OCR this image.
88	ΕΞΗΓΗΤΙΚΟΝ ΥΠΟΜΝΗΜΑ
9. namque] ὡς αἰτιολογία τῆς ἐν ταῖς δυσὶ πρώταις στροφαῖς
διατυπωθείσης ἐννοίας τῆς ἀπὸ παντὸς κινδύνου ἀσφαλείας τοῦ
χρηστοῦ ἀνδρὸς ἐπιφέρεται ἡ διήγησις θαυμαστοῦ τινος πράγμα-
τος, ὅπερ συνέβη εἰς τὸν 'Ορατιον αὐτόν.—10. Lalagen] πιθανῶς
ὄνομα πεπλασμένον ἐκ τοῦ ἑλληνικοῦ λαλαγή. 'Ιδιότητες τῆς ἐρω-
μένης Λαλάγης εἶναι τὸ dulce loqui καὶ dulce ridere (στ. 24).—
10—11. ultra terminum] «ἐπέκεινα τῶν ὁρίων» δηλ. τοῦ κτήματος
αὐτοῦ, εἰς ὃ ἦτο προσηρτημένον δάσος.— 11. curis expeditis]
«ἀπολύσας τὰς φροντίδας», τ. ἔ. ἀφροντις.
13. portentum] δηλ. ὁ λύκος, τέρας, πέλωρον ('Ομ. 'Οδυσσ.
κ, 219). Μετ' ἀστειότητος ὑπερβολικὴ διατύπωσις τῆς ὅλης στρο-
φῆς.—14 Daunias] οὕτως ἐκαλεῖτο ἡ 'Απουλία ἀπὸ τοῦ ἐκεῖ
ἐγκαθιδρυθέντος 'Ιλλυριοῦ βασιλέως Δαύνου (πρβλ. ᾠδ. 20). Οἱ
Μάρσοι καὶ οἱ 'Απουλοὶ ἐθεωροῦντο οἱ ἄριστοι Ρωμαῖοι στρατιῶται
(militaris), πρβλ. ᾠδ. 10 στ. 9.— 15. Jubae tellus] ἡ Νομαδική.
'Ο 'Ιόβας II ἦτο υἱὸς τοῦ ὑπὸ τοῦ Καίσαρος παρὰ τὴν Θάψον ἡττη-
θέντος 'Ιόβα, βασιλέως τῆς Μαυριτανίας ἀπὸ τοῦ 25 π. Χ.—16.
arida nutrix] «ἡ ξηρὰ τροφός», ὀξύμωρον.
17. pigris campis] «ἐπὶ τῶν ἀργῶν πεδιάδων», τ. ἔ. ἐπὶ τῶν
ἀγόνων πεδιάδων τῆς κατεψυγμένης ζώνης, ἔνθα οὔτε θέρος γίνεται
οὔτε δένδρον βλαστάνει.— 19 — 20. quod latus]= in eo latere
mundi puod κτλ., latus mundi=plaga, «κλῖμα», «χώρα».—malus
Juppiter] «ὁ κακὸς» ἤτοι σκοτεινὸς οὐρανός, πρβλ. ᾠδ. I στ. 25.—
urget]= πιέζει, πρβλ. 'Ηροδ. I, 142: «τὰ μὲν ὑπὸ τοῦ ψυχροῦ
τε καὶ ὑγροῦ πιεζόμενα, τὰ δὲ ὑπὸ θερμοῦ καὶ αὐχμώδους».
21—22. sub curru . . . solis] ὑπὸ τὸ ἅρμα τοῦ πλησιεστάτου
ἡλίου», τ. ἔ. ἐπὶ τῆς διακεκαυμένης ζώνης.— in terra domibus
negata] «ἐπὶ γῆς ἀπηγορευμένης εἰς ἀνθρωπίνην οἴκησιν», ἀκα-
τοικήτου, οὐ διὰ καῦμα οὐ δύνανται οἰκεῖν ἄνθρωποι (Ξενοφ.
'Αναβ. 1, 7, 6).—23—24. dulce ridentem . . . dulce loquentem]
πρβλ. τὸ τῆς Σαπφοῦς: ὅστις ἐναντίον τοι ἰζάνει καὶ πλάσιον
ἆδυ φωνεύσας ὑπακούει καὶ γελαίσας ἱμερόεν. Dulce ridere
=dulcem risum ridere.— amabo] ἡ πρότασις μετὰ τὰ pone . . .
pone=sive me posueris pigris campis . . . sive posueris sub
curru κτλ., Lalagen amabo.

──────────

TASK DETAILS
Every line above should be written out again exactly as it stands.

WRITTEN REPLY
OCR this image.
88	ΕΞΗΓΗΤΙΚΟΝ ΥΠΟΜΝΗΜΑ
9. namque] ὡς αἰτιολογία τῆς ἐν ταῖς δυσὶ πρώταις στροφαῖς
διατυπωθείσης ἐννοίας τῆς ἀπὸ παντὸς κινδύνου ἀσφαλείας τοῦ
χρηστοῦ ἀνδρὸς ἐπιφέρεται ἡ διήγησις θαυμαστοῦ τινος πράγμα-
τος, ὅπερ συνέβη εἰς τὸν 'Ορατιον αὐτόν.—10. Lalagen] πιθανῶς
ὄνομα πεπλασμένον ἐκ τοῦ ἑλληνικοῦ λαλαγή. 'Ιδιότητες τῆς ἐρω-
μένης Λαλάγης εἶναι τὸ dulce loqui καὶ dulce ridere (στ. 24).—
10—11. ultra terminum] «ἐπέκεινα τῶν ὁρίων» δηλ. τοῦ κτήματος
αὐτοῦ, εἰς ὃ ἦτο προσηρτημένον δάσος.— 11. curis expeditis]
«ἀπολύσας τὰς φροντίδας», τ. ἔ. ἀφροντις.
13. portentum] δηλ. ὁ λύκος, τέρας, πέλωρον ('Ομ. 'Οδυσσ.
κ, 219). Μετ' ἀστειότητος ὑπερβολικὴ διατύπωσις τῆς ὅλης στρο-
φῆς.—14 Daunias] οὕτως ἐκαλεῖτο ἡ 'Απουλία ἀπὸ τοῦ ἐκεῖ
ἐγκαθιδρυθέντος 'Ιλλυριοῦ βασιλέως Δαύνου (πρβλ. ᾠδ. 20). Οἱ
Μάρσοι καὶ οἱ 'Απουλοὶ ἐθεωροῦντο οἱ ἄριστοι Ρωμαῖοι στρατιῶται
(militaris), πρβλ. ᾠδ. 10 στ. 9.— 15. Jubae tellus] ἡ Νομαδική.
'Ο 'Ιόβας II ἦτο υἱὸς τοῦ ὑπὸ τοῦ Καίσαρος παρὰ τὴν Θάψον ἡττη-
θέντος 'Ιόβα, βασιλέως τῆς Μαυριτανίας ἀπὸ τοῦ 25 π. Χ.—16.
arida nutrix] «ἡ ξηρὰ τροφός», ὀξύμωρον.
17. pigris campis] «ἐπὶ τῶν ἀργῶν πεδιάδων», τ. ἔ. ἐπὶ τῶν
ἀγόνων πεδιάδων τῆς κατεψυγμένης ζώνης, ἔνθα οὔτε θέρος γίνεται
οὔτε δένδρον βλαστάνει.— 19 — 20. quod latus]= in eo latere
mundi puod κτλ., latus mundi=plaga, «κλῖμα», «χώρα».—malus
Juppiter] «ὁ κακὸς» ἤτοι σκοτεινὸς οὐρανός, πρβλ. ᾠδ. I στ. 25.—
urget]= πιέζει, πρβλ. 'Ηροδ. I, 142: «τὰ μὲν ὑπὸ τοῦ ψυχροῦ
τε καὶ ὑγροῦ πιεζόμενα, τὰ δὲ ὑπὸ θερμοῦ καὶ αὐχμώδους».
21—22. sub curru . . . solis] ὑπὸ τὸ ἅρμα τοῦ πλησιεστάτου
ἡλίου», τ. ἔ. ἐπὶ τῆς διακεκαυμένης ζώνης.— in terra domibus
negata] «ἐπὶ γῆς ἀπηγορευμένης εἰς ἀνθρωπίνην οἴκησιν», ἀκα-
τοικήτου, οὐ διὰ καῦμα οὐ δύνανται οἰκεῖν ἄνθρωποι (Ξενοφ.
'Αναβ. 1, 7, 6).—23—24. dulce ridentem . . . dulce loquentem]
πρβλ. τὸ τῆς Σαπφοῦς: ὅστις ἐναντίον τοι ἰζάνει καὶ πλάσιον
ἆδυ φωνεύσας ὑπακούει καὶ γελαίσας ἱμερόεν. Dulce ridere
=dulcem risum ridere.— amabo] ἡ πρότασις μετὰ τὰ pone . . .
pone=sive me posueris pigris campis . . . sive posueris sub
curru κτλ., Lalagen amabo.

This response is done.